─── Information provided

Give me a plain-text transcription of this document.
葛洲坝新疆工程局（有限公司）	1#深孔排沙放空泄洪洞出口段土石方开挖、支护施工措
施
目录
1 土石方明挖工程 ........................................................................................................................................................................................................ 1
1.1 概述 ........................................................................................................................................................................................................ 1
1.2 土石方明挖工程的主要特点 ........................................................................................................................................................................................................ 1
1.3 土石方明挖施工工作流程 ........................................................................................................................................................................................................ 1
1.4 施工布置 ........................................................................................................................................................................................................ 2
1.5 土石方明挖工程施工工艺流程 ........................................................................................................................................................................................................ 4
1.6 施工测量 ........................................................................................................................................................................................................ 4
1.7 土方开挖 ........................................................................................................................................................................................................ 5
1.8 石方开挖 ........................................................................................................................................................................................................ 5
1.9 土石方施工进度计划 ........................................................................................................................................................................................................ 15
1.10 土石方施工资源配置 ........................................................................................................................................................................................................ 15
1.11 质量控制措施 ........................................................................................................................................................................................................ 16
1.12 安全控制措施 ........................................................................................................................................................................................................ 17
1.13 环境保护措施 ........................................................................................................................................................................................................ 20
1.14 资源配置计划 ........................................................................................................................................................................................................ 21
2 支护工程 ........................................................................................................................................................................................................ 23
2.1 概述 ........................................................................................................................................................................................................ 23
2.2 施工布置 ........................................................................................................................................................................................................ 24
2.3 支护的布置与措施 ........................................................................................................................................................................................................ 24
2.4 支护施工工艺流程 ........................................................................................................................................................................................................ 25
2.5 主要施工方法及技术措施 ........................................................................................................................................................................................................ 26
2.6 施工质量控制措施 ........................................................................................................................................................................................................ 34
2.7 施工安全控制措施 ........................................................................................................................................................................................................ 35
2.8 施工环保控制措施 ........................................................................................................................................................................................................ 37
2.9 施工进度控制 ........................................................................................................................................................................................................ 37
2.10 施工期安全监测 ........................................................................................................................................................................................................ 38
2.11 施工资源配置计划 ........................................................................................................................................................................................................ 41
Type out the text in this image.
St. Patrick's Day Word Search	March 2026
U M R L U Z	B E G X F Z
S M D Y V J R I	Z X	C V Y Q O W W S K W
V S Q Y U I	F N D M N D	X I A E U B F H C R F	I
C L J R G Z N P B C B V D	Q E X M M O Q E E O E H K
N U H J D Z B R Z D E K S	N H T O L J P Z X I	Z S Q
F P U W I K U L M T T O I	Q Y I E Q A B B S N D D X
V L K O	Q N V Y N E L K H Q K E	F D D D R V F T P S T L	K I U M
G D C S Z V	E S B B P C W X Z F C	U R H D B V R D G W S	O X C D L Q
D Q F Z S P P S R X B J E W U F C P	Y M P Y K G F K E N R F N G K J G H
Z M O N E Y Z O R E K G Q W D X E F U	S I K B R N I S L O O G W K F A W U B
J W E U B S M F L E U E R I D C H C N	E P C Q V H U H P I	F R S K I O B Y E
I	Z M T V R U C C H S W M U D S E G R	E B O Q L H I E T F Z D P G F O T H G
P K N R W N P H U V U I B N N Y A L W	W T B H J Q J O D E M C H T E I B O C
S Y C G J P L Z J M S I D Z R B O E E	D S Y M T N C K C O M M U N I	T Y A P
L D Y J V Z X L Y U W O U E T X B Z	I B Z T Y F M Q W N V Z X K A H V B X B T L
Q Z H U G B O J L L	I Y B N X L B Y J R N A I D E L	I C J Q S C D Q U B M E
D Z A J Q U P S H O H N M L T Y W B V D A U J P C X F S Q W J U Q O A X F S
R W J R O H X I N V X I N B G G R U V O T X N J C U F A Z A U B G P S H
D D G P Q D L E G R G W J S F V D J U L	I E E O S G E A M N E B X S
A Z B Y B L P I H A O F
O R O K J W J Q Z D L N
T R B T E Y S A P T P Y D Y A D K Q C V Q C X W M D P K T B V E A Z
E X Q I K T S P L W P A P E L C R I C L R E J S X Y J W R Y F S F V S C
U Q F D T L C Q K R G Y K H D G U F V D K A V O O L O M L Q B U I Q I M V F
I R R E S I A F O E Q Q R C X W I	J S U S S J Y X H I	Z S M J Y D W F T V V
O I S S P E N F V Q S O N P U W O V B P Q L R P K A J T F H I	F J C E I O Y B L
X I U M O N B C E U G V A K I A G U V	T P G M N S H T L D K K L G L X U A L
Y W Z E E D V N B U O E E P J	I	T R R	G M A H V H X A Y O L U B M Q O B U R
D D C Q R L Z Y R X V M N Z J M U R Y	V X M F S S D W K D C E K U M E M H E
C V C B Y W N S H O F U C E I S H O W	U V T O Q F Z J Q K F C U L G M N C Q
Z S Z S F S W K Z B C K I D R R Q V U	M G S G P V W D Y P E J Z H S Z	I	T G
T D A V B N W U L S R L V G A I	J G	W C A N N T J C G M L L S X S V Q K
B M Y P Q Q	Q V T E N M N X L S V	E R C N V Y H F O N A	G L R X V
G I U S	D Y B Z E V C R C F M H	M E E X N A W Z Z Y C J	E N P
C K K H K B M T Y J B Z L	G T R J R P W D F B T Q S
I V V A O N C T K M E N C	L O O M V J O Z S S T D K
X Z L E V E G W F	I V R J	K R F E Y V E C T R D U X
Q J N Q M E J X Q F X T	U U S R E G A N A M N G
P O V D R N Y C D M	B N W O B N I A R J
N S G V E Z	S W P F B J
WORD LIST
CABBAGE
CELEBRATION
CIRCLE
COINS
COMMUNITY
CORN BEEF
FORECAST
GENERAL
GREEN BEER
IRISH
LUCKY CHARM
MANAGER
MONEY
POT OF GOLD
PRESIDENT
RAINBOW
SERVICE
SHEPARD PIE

──────

▸ **Prompt**
Pick out the lines that include the word "text" and write them out.

▸ **Correct answer**
Give me a plain-text transcription of this document.
Type out the text in this image.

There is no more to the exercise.